EXERCISE :: Show every line in the entries below where the word "name" appears.

MATERIAL SHOWN ::
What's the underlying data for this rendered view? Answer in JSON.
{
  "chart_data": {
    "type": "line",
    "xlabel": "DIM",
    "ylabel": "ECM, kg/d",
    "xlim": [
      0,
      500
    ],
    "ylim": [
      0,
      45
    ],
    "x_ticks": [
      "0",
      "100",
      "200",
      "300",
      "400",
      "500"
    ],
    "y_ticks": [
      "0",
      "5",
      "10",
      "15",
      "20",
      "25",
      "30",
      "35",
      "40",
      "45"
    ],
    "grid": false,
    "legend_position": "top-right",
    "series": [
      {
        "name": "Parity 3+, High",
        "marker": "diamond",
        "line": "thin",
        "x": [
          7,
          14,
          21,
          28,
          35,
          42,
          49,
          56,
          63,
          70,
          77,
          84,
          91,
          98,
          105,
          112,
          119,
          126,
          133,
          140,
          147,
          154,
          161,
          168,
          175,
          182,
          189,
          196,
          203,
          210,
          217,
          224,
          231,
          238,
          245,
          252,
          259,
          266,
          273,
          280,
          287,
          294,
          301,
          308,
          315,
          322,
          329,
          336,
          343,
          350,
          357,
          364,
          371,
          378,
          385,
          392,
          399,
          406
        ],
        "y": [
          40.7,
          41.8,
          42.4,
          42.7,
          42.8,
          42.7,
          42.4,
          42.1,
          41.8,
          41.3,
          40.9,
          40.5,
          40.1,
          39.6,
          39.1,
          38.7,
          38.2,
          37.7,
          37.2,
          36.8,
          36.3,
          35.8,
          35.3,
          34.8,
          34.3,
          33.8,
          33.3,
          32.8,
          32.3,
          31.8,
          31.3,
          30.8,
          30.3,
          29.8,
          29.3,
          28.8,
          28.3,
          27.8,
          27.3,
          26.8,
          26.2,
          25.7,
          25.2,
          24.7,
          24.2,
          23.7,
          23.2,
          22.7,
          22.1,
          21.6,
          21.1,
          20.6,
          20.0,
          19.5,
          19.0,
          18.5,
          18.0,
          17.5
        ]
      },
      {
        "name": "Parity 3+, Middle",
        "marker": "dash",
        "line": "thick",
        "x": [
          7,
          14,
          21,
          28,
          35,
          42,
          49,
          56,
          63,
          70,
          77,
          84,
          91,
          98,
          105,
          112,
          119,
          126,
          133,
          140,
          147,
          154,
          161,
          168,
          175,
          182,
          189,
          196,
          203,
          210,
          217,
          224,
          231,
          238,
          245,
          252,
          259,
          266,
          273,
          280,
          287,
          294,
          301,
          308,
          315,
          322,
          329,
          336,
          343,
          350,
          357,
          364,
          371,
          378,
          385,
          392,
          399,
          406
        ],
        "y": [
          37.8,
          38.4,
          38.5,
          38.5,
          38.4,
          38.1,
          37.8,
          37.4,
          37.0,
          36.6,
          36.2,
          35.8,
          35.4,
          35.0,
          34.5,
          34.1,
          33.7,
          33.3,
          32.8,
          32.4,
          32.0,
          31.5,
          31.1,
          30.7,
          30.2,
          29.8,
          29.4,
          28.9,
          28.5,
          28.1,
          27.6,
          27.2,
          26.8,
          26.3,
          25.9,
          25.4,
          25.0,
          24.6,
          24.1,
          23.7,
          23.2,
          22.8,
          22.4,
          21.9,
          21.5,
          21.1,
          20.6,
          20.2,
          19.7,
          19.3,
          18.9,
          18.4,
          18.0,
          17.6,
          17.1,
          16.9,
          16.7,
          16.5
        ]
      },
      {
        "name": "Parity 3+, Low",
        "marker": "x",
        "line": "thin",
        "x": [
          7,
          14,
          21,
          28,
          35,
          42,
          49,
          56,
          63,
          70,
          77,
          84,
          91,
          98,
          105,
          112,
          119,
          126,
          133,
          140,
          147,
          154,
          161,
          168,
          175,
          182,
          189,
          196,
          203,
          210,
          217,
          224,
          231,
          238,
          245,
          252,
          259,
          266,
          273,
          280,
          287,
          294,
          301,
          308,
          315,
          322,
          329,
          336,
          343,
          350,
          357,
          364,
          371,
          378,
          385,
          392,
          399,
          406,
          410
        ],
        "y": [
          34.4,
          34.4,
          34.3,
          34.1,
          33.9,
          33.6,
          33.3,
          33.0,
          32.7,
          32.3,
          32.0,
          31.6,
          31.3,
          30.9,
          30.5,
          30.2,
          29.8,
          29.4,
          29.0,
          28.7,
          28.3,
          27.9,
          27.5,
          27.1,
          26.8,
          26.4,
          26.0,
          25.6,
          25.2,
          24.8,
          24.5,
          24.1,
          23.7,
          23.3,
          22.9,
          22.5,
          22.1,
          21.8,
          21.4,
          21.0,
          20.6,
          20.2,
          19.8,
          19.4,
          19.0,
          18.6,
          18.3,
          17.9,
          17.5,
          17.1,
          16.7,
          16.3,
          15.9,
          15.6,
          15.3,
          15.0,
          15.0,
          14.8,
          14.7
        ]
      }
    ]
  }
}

THE OUTPUT ::
        "name": "Parity 3+, High",
        "name": "Parity 3+, Middle",
        "name": "Parity 3+, Low",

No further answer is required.